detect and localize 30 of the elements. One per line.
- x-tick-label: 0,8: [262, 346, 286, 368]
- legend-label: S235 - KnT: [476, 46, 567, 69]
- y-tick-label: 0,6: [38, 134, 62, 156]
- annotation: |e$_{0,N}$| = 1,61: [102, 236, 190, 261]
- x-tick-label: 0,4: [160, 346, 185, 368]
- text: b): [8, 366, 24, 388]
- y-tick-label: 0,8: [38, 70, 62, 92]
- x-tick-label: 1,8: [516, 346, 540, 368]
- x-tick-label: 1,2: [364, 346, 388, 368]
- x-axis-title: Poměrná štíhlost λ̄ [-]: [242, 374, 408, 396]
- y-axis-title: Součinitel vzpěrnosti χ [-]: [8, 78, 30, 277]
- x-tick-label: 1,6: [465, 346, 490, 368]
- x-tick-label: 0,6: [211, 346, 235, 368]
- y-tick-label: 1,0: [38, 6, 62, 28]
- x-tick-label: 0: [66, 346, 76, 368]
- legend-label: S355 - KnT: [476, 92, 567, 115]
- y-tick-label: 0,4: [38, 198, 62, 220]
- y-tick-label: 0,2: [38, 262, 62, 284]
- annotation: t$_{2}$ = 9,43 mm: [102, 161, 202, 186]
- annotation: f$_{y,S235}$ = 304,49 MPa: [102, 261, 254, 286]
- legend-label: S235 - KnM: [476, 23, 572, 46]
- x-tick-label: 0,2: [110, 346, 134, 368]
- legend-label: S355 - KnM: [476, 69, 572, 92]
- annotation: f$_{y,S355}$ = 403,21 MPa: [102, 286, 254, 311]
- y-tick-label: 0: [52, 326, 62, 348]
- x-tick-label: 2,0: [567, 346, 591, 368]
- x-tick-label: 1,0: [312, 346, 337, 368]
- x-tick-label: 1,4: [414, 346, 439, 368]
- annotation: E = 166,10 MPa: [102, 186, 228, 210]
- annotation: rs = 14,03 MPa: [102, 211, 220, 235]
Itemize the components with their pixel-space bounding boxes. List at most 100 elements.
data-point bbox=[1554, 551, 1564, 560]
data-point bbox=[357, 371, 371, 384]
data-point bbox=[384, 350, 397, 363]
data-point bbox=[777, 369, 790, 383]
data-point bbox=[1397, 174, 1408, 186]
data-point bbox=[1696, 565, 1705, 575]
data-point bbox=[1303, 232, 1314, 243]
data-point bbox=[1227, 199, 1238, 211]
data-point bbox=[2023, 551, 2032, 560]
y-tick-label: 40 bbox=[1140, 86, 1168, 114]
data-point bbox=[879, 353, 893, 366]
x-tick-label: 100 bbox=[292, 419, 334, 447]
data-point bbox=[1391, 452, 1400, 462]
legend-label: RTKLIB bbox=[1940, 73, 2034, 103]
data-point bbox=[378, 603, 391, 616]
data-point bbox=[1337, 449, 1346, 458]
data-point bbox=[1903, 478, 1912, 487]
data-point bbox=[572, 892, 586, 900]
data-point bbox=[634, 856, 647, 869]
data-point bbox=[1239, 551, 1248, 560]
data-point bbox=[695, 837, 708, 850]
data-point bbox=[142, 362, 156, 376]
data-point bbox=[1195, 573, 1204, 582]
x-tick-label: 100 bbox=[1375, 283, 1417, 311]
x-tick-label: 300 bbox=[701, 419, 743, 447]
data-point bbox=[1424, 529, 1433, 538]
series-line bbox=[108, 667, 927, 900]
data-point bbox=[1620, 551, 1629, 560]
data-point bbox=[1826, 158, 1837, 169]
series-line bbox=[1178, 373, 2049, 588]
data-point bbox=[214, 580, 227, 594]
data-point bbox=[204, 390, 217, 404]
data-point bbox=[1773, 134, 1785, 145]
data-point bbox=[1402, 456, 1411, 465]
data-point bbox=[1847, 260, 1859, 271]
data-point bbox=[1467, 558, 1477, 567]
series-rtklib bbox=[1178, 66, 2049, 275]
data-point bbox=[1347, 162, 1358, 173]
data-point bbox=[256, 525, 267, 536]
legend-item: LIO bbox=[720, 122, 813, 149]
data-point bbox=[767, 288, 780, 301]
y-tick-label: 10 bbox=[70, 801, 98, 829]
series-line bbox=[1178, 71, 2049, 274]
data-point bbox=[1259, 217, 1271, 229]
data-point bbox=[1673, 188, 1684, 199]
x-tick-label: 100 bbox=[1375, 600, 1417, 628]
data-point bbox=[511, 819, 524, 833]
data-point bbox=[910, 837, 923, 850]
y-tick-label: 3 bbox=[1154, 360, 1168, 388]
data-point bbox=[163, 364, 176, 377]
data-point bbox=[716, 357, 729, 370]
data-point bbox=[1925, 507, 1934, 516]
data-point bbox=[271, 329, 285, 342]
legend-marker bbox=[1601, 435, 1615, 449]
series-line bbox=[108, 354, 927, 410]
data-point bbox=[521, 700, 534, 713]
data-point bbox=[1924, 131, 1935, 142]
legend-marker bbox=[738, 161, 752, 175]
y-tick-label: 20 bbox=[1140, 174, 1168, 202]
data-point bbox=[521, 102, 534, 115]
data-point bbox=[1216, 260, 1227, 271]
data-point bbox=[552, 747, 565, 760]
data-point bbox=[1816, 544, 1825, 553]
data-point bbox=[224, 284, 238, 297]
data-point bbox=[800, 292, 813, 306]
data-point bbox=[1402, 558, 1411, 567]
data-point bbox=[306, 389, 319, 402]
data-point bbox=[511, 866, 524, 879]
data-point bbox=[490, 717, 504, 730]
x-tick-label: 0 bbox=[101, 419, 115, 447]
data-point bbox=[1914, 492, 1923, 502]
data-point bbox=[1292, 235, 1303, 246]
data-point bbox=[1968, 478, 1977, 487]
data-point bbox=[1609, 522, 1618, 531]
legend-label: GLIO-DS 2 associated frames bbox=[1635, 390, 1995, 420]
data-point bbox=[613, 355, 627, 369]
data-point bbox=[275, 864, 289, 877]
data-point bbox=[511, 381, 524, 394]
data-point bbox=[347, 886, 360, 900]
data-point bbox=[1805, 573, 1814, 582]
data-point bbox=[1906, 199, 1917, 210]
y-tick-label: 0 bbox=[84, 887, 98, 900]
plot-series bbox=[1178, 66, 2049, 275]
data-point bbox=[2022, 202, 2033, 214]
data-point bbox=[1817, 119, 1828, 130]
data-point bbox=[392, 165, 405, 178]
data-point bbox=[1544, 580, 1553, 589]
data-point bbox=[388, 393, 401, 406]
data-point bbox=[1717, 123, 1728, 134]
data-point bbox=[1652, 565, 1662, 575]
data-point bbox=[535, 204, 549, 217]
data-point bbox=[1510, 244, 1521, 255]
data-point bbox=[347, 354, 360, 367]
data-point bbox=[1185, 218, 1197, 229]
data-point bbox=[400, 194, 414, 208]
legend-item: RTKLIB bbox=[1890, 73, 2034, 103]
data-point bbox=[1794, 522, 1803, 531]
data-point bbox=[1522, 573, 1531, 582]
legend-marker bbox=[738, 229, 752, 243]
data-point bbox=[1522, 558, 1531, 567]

☆ ☆ ☆ ☆ ☆ ☆ ☆

Extract every line in the listing above that contains the string "axis". Case counts when matching.

## RIGHT ANSWER
- x-axis-title: Poměrná štíhlost λ̄ [-]: [242, 374, 408, 396]
- y-axis-title: Součinitel vzpěrnosti χ [-]: [8, 78, 30, 277]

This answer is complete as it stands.